▸ WHAT TO WORK ON:
Repeat the records. Each line must match exactly.

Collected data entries
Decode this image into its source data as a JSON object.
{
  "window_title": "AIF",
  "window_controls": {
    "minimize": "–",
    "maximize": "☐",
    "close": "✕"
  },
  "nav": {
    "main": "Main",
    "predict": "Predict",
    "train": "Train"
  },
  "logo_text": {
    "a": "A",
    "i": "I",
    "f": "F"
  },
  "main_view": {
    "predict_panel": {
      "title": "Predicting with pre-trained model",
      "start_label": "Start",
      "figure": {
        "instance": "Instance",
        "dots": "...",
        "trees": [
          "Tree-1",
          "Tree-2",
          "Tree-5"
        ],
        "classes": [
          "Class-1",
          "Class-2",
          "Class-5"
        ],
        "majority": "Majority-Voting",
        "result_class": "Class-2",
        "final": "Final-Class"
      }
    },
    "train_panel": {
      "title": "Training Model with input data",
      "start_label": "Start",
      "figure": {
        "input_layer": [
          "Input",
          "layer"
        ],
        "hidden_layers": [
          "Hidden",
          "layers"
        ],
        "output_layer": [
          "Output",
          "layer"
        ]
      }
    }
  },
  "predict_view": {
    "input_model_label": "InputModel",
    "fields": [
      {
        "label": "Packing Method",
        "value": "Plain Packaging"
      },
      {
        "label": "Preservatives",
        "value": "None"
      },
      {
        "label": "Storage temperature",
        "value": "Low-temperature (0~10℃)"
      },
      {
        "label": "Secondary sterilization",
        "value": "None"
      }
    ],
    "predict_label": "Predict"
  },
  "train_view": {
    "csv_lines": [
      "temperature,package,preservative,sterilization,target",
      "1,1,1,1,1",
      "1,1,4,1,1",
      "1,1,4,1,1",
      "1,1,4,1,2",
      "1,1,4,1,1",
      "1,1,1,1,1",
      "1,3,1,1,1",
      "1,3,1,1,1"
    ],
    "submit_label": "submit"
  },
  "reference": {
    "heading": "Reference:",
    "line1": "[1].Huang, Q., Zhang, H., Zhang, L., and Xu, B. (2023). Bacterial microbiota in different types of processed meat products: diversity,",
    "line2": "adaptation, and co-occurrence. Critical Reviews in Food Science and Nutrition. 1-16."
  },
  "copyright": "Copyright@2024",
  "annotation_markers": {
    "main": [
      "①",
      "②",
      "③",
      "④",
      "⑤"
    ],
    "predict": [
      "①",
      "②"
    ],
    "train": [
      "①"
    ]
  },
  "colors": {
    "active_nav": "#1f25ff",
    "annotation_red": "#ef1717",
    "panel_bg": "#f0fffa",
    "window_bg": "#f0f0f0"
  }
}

▸ EXERCISE RESPONSE:
Decode this image into its source data as a JSON object.
{
  "window_title": "AIF",
  "window_controls": {
    "minimize": "–",
    "maximize": "☐",
    "close": "✕"
  },
  "nav": {
    "main": "Main",
    "predict": "Predict",
    "train": "Train"
  },
  "logo_text": {
    "a": "A",
    "i": "I",
    "f": "F"
  },
  "main_view": {
    "predict_panel": {
      "title": "Predicting with pre-trained model",
      "start_label": "Start",
      "figure": {
        "instance": "Instance",
        "dots": "...",
        "trees": [
          "Tree-1",
          "Tree-2",
          "Tree-5"
        ],
        "classes": [
          "Class-1",
          "Class-2",
          "Class-5"
        ],
        "majority": "Majority-Voting",
        "result_class": "Class-2",
        "final": "Final-Class"
      }
    },
    "train_panel": {
      "title": "Training Model with input data",
      "start_label": "Start",
      "figure": {
        "input_layer": [
          "Input",
          "layer"
        ],
        "hidden_layers": [
          "Hidden",
          "layers"
        ],
        "output_layer": [
          "Output",
          "layer"
        ]
      }
    }
  },
  "predict_view": {
    "input_model_label": "InputModel",
    "fields": [
      {
        "label": "Packing Method",
        "value": "Plain Packaging"
      },
      {
        "label": "Preservatives",
        "value": "None"
      },
      {
        "label": "Storage temperature",
        "value": "Low-temperature (0~10℃)"
      },
      {
        "label": "Secondary sterilization",
        "value": "None"
      }
    ],
    "predict_label": "Predict"
  },
  "train_view": {
    "csv_lines": [
      "temperature,package,preservative,sterilization,target",
      "1,1,1,1,1",
      "1,1,4,1,1",
      "1,1,4,1,1",
      "1,1,4,1,2",
      "1,1,4,1,1",
      "1,1,1,1,1",
      "1,3,1,1,1",
      "1,3,1,1,1"
    ],
    "submit_label": "submit"
  },
  "reference": {
    "heading": "Reference:",
    "line1": "[1].Huang, Q., Zhang, H., Zhang, L., and Xu, B. (2023). Bacterial microbiota in different types of processed meat products: diversity,",
    "line2": "adaptation, and co-occurrence. Critical Reviews in Food Science and Nutrition. 1-16."
  },
  "copyright": "Copyright@2024",
  "annotation_markers": {
    "main": [
      "①",
      "②",
      "③",
      "④",
      "⑤"
    ],
    "predict": [
      "①",
      "②"
    ],
    "train": [
      "①"
    ]
  },
  "colors": {
    "active_nav": "#1f25ff",
    "annotation_red": "#ef1717",
    "panel_bg": "#f0fffa",
    "window_bg": "#f0f0f0"
  }
}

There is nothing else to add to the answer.